:: REQUIRED WORK ::
Across the entries, how many lines have the string "title" in them? Reply with only a number.

# # # # # # #

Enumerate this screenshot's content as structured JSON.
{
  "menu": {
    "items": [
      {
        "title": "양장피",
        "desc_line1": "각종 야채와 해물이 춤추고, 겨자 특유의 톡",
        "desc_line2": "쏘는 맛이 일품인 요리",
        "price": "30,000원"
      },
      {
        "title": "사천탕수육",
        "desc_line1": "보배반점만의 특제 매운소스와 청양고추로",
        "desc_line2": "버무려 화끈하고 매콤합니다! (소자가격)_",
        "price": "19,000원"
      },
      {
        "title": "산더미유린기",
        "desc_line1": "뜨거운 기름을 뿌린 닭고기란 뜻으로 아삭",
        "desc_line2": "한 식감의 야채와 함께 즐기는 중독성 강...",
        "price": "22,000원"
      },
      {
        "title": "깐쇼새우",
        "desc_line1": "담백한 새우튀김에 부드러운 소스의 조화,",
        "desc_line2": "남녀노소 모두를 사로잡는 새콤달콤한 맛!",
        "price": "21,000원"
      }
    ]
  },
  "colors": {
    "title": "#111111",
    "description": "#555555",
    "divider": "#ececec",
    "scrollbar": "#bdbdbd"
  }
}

# # # # # # #

:: PROBLEM SOLUTION ::
5